[Records from a dataset]
::::
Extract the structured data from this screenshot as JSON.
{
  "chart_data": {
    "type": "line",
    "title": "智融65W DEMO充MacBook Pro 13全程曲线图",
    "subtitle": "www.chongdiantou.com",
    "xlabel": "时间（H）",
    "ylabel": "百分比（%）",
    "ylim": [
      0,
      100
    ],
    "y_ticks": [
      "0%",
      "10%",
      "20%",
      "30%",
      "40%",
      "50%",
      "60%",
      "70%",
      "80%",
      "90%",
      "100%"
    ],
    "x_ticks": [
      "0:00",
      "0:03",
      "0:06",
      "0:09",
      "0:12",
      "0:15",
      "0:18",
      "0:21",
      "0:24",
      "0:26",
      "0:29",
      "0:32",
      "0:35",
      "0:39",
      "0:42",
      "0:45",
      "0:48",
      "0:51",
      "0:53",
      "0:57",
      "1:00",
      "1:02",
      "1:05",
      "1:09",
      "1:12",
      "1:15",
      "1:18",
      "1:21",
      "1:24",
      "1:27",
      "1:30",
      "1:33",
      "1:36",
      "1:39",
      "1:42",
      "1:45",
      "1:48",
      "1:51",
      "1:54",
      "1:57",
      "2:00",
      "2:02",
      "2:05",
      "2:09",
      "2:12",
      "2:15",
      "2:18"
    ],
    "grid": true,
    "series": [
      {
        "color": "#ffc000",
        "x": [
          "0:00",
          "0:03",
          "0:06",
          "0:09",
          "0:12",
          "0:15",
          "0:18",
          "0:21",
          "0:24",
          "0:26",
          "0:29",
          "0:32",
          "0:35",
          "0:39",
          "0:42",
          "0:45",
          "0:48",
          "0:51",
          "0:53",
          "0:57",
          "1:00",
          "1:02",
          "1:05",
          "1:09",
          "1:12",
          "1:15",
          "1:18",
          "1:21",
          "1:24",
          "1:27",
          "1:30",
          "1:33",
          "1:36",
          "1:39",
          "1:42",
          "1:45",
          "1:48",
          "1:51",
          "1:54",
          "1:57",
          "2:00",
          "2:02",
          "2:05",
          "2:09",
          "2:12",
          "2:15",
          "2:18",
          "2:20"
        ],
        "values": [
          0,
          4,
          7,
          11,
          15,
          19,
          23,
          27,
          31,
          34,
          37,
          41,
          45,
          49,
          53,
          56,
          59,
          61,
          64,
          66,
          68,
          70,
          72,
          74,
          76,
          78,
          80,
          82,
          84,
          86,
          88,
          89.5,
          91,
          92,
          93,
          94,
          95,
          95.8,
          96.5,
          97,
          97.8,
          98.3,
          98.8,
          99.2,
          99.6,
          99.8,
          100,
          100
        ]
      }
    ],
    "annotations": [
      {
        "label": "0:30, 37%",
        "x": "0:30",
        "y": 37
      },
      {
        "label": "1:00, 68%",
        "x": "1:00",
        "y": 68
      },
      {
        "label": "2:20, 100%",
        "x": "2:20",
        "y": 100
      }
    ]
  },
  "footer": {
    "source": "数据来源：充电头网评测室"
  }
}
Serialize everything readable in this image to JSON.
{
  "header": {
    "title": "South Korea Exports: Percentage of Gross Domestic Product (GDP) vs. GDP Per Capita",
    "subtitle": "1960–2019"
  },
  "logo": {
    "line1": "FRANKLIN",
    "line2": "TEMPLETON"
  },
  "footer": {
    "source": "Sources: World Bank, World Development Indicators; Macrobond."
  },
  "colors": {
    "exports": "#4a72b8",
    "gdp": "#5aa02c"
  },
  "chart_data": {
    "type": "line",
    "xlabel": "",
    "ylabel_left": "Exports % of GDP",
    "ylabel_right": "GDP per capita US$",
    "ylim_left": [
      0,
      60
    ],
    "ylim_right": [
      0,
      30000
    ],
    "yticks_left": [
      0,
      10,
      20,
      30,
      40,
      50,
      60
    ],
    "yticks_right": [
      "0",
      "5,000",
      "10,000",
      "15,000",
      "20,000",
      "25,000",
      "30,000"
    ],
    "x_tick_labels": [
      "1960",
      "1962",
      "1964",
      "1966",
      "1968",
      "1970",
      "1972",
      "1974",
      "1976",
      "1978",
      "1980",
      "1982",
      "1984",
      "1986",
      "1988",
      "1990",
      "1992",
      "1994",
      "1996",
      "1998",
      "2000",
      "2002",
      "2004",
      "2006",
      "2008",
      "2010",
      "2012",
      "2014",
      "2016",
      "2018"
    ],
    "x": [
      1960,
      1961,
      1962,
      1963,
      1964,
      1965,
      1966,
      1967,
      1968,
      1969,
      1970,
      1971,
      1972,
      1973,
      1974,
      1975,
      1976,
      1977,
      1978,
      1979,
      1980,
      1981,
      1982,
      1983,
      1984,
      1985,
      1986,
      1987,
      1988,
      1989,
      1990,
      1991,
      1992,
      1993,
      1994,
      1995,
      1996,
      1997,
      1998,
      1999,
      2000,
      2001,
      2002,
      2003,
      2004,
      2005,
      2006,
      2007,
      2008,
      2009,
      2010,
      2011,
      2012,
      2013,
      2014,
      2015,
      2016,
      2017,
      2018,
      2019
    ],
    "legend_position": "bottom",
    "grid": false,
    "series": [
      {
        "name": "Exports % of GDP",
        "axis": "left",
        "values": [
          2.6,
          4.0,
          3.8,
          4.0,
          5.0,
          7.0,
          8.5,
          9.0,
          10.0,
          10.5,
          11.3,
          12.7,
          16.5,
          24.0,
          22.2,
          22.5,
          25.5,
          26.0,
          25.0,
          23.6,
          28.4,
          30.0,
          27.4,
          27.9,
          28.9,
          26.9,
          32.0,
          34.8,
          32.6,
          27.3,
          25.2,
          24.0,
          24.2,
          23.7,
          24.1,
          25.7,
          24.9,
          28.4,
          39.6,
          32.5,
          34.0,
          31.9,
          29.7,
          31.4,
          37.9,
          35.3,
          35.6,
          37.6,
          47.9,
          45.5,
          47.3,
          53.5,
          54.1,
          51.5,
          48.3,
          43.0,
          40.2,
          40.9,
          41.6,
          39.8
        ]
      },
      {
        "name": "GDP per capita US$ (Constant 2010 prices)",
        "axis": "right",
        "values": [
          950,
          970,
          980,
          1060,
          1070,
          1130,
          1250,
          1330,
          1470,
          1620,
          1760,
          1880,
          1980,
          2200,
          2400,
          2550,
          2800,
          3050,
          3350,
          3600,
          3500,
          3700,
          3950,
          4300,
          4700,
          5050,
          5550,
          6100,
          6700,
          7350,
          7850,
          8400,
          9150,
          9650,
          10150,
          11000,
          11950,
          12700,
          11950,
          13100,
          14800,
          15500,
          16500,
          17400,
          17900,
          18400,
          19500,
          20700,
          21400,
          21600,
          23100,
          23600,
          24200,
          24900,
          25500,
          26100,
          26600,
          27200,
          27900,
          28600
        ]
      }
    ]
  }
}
::::
◆ DIRECTIONS FOR THIS TASK
Repeat all of the entries exactly.

◆ RESULT OF THIS TASK
Extract the structured data from this screenshot as JSON.
{
  "chart_data": {
    "type": "line",
    "title": "智融65W DEMO充MacBook Pro 13全程曲线图",
    "subtitle": "www.chongdiantou.com",
    "xlabel": "时间（H）",
    "ylabel": "百分比（%）",
    "ylim": [
      0,
      100
    ],
    "y_ticks": [
      "0%",
      "10%",
      "20%",
      "30%",
      "40%",
      "50%",
      "60%",
      "70%",
      "80%",
      "90%",
      "100%"
    ],
    "x_ticks": [
      "0:00",
      "0:03",
      "0:06",
      "0:09",
      "0:12",
      "0:15",
      "0:18",
      "0:21",
      "0:24",
      "0:26",
      "0:29",
      "0:32",
      "0:35",
      "0:39",
      "0:42",
      "0:45",
      "0:48",
      "0:51",
      "0:53",
      "0:57",
      "1:00",
      "1:02",
      "1:05",
      "1:09",
      "1:12",
      "1:15",
      "1:18",
      "1:21",
      "1:24",
      "1:27",
      "1:30",
      "1:33",
      "1:36",
      "1:39",
      "1:42",
      "1:45",
      "1:48",
      "1:51",
      "1:54",
      "1:57",
      "2:00",
      "2:02",
      "2:05",
      "2:09",
      "2:12",
      "2:15",
      "2:18"
    ],
    "grid": true,
    "series": [
      {
        "color": "#ffc000",
        "x": [
          "0:00",
          "0:03",
          "0:06",
          "0:09",
          "0:12",
          "0:15",
          "0:18",
          "0:21",
          "0:24",
          "0:26",
          "0:29",
          "0:32",
          "0:35",
          "0:39",
          "0:42",
          "0:45",
          "0:48",
          "0:51",
          "0:53",
          "0:57",
          "1:00",
          "1:02",
          "1:05",
          "1:09",
          "1:12",
          "1:15",
          "1:18",
          "1:21",
          "1:24",
          "1:27",
          "1:30",
          "1:33",
          "1:36",
          "1:39",
          "1:42",
          "1:45",
          "1:48",
          "1:51",
          "1:54",
          "1:57",
          "2:00",
          "2:02",
          "2:05",
          "2:09",
          "2:12",
          "2:15",
          "2:18",
          "2:20"
        ],
        "values": [
          0,
          4,
          7,
          11,
          15,
          19,
          23,
          27,
          31,
          34,
          37,
          41,
          45,
          49,
          53,
          56,
          59,
          61,
          64,
          66,
          68,
          70,
          72,
          74,
          76,
          78,
          80,
          82,
          84,
          86,
          88,
          89.5,
          91,
          92,
          93,
          94,
          95,
          95.8,
          96.5,
          97,
          97.8,
          98.3,
          98.8,
          99.2,
          99.6,
          99.8,
          100,
          100
        ]
      }
    ],
    "annotations": [
      {
        "label": "0:30, 37%",
        "x": "0:30",
        "y": 37
      },
      {
        "label": "1:00, 68%",
        "x": "1:00",
        "y": 68
      },
      {
        "label": "2:20, 100%",
        "x": "2:20",
        "y": 100
      }
    ]
  },
  "footer": {
    "source": "数据来源：充电头网评测室"
  }
}
Serialize everything readable in this image to JSON.
{
  "header": {
    "title": "South Korea Exports: Percentage of Gross Domestic Product (GDP) vs. GDP Per Capita",
    "subtitle": "1960–2019"
  },
  "logo": {
    "line1": "FRANKLIN",
    "line2": "TEMPLETON"
  },
  "footer": {
    "source": "Sources: World Bank, World Development Indicators; Macrobond."
  },
  "colors": {
    "exports": "#4a72b8",
    "gdp": "#5aa02c"
  },
  "chart_data": {
    "type": "line",
    "xlabel": "",
    "ylabel_left": "Exports % of GDP",
    "ylabel_right": "GDP per capita US$",
    "ylim_left": [
      0,
      60
    ],
    "ylim_right": [
      0,
      30000
    ],
    "yticks_left": [
      0,
      10,
      20,
      30,
      40,
      50,
      60
    ],
    "yticks_right": [
      "0",
      "5,000",
      "10,000",
      "15,000",
      "20,000",
      "25,000",
      "30,000"
    ],
    "x_tick_labels": [
      "1960",
      "1962",
      "1964",
      "1966",
      "1968",
      "1970",
      "1972",
      "1974",
      "1976",
      "1978",
      "1980",
      "1982",
      "1984",
      "1986",
      "1988",
      "1990",
      "1992",
      "1994",
      "1996",
      "1998",
      "2000",
      "2002",
      "2004",
      "2006",
      "2008",
      "2010",
      "2012",
      "2014",
      "2016",
      "2018"
    ],
    "x": [
      1960,
      1961,
      1962,
      1963,
      1964,
      1965,
      1966,
      1967,
      1968,
      1969,
      1970,
      1971,
      1972,
      1973,
      1974,
      1975,
      1976,
      1977,
      1978,
      1979,
      1980,
      1981,
      1982,
      1983,
      1984,
      1985,
      1986,
      1987,
      1988,
      1989,
      1990,
      1991,
      1992,
      1993,
      1994,
      1995,
      1996,
      1997,
      1998,
      1999,
      2000,
      2001,
      2002,
      2003,
      2004,
      2005,
      2006,
      2007,
      2008,
      2009,
      2010,
      2011,
      2012,
      2013,
      2014,
      2015,
      2016,
      2017,
      2018,
      2019
    ],
    "legend_position": "bottom",
    "grid": false,
    "series": [
      {
        "name": "Exports % of GDP",
        "axis": "left",
        "values": [
          2.6,
          4.0,
          3.8,
          4.0,
          5.0,
          7.0,
          8.5,
          9.0,
          10.0,
          10.5,
          11.3,
          12.7,
          16.5,
          24.0,
          22.2,
          22.5,
          25.5,
          26.0,
          25.0,
          23.6,
          28.4,
          30.0,
          27.4,
          27.9,
          28.9,
          26.9,
          32.0,
          34.8,
          32.6,
          27.3,
          25.2,
          24.0,
          24.2,
          23.7,
          24.1,
          25.7,
          24.9,
          28.4,
          39.6,
          32.5,
          34.0,
          31.9,
          29.7,
          31.4,
          37.9,
          35.3,
          35.6,
          37.6,
          47.9,
          45.5,
          47.3,
          53.5,
          54.1,
          51.5,
          48.3,
          43.0,
          40.2,
          40.9,
          41.6,
          39.8
        ]
      },
      {
        "name": "GDP per capita US$ (Constant 2010 prices)",
        "axis": "right",
        "values": [
          950,
          970,
          980,
          1060,
          1070,
          1130,
          1250,
          1330,
          1470,
          1620,
          1760,
          1880,
          1980,
          2200,
          2400,
          2550,
          2800,
          3050,
          3350,
          3600,
          3500,
          3700,
          3950,
          4300,
          4700,
          5050,
          5550,
          6100,
          6700,
          7350,
          7850,
          8400,
          9150,
          9650,
          10150,
          11000,
          11950,
          12700,
          11950,
          13100,
          14800,
          15500,
          16500,
          17400,
          17900,
          18400,
          19500,
          20700,
          21400,
          21600,
          23100,
          23600,
          24200,
          24900,
          25500,
          26100,
          26600,
          27200,
          27900,
          28600
        ]
      }
    ]
  }
}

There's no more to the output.